(Stored records)
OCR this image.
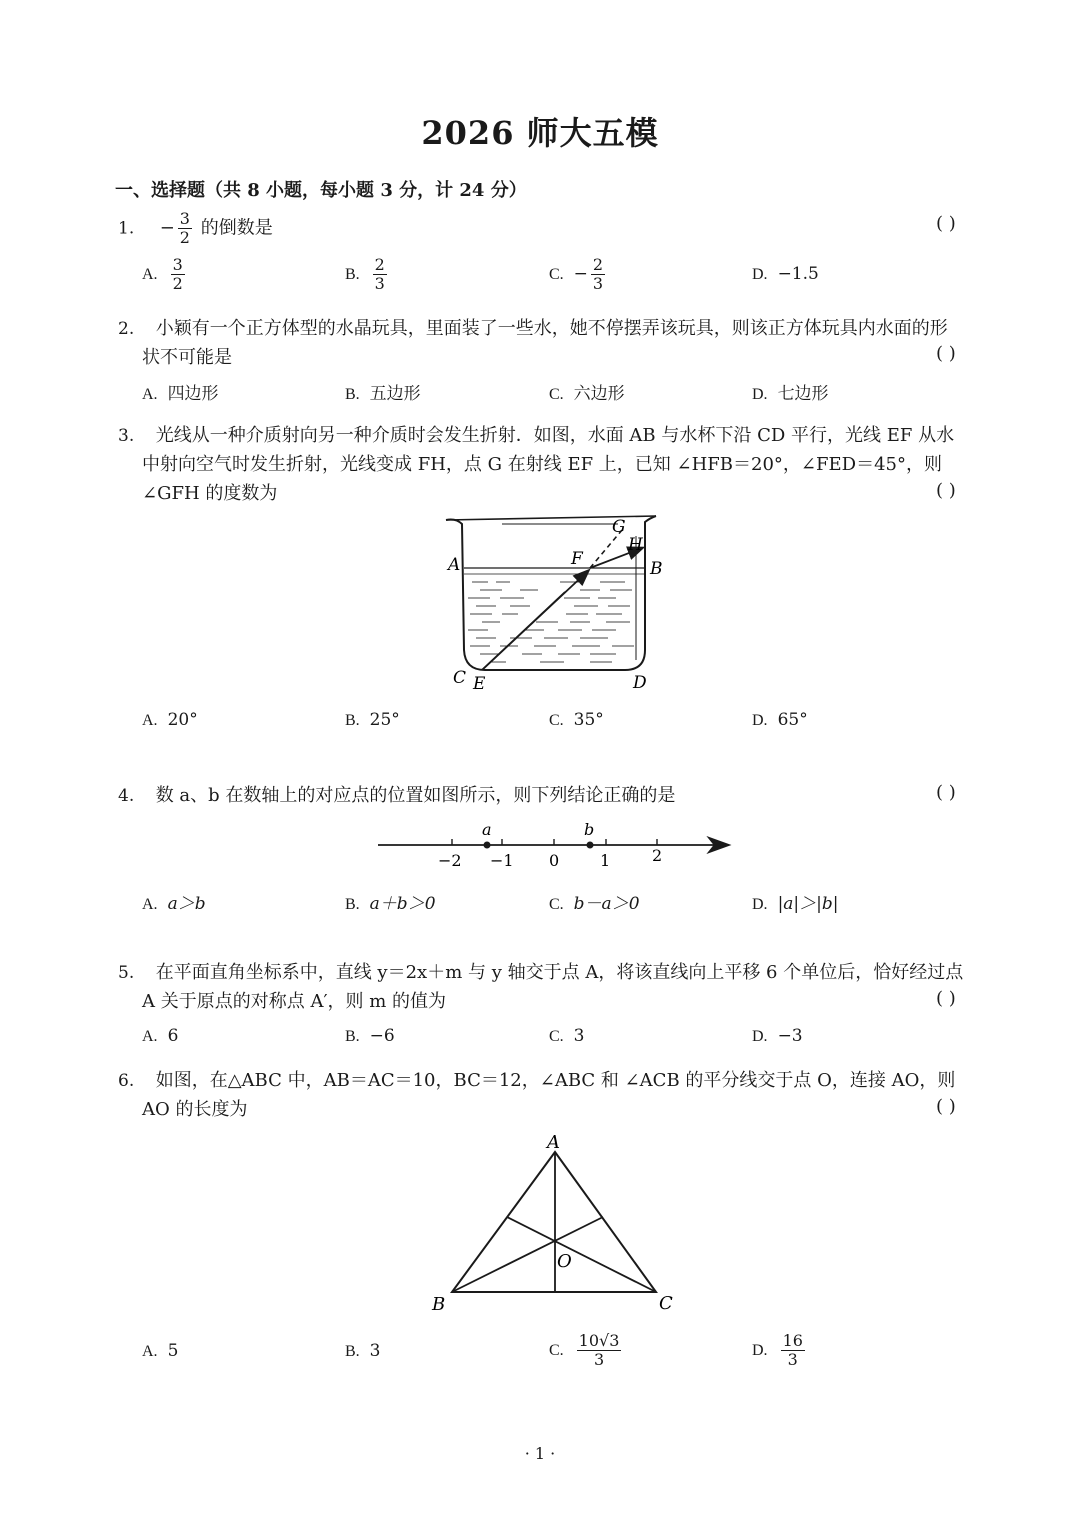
2026 师大五模
一、选择题（共 8 小题，每小题 3 分，计 24 分）
1. − $\frac{3}{2}$ 的倒数是	( )
A. $\frac{3}{2}$	B. $\frac{2}{3}$	C. − $\frac{2}{3}$	D. −1.5
2. 小颖有一个正方体型的水晶玩具，里面装了一些水，她不停摆弄该玩具，则该正方体玩具内水面的形
状不可能是	( )
A. 四边形	B. 五边形	C. 六边形	D. 七边形
3. 光线从一种介质射向另一种介质时会发生折射．如图，水面 AB 与水杯下沿 CD 平行，光线 EF 从水
中射向空气时发生折射，光线变成 FH，点 G 在射线 EF 上，已知 ∠HFB＝20°，∠FED＝45°，则
∠GFH 的度数为	( )
G
H
F
A	B
C E	D
A. 20°	B. 25°	C. 35°	D. 65°
4. 数 a、b 在数轴上的对应点的位置如图所示，则下列结论正确的是	( )
a	b
−2 −1 0	1	2
A. a＞b	B. a＋b＞0	C. b－a＞0	D. |a|＞|b|
5. 在平面直角坐标系中，直线 y＝2x＋m 与 y 轴交于点 A，将该直线向上平移 6 个单位后，恰好经过点
A 关于原点的对称点 A′，则 m 的值为	( )
A. 6	B. −6	C. 3	D. −3
6. 如图，在△ABC 中，AB＝AC＝10，BC＝12，∠ABC 和 ∠ACB 的平分线交于点 O，连接 AO，则
AO 的长度为	( )
A
B	C
O
A. 5	B. 3	C. $\frac{10√3}{3}$	D. $\frac{16}{3}$
· 1 ·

Problem to work on: Leave out the pictures and restate everything else word for word.

Solution to this task:
OCR this image.
2026 师大五模
一、选择题（共 8 小题，每小题 3 分，计 24 分）
1. − $\frac{3}{2}$ 的倒数是	( )
A. $\frac{3}{2}$	B. $\frac{2}{3}$	C. − $\frac{2}{3}$	D. −1.5
2. 小颖有一个正方体型的水晶玩具，里面装了一些水，她不停摆弄该玩具，则该正方体玩具内水面的形
状不可能是	( )
A. 四边形	B. 五边形	C. 六边形	D. 七边形
3. 光线从一种介质射向另一种介质时会发生折射．如图，水面 AB 与水杯下沿 CD 平行，光线 EF 从水
中射向空气时发生折射，光线变成 FH，点 G 在射线 EF 上，已知 ∠HFB＝20°，∠FED＝45°，则
∠GFH 的度数为	( )
G
H
F
A	B
C E	D
A. 20°	B. 25°	C. 35°	D. 65°
4. 数 a、b 在数轴上的对应点的位置如图所示，则下列结论正确的是	( )
a	b
−2 −1 0	1	2
A. a＞b	B. a＋b＞0	C. b－a＞0	D. |a|＞|b|
5. 在平面直角坐标系中，直线 y＝2x＋m 与 y 轴交于点 A，将该直线向上平移 6 个单位后，恰好经过点
A 关于原点的对称点 A′，则 m 的值为	( )
A. 6	B. −6	C. 3	D. −3
6. 如图，在△ABC 中，AB＝AC＝10，BC＝12，∠ABC 和 ∠ACB 的平分线交于点 O，连接 AO，则
AO 的长度为	( )
A
B	C
O
A. 5	B. 3	C. $\frac{10√3}{3}$	D. $\frac{16}{3}$
· 1 ·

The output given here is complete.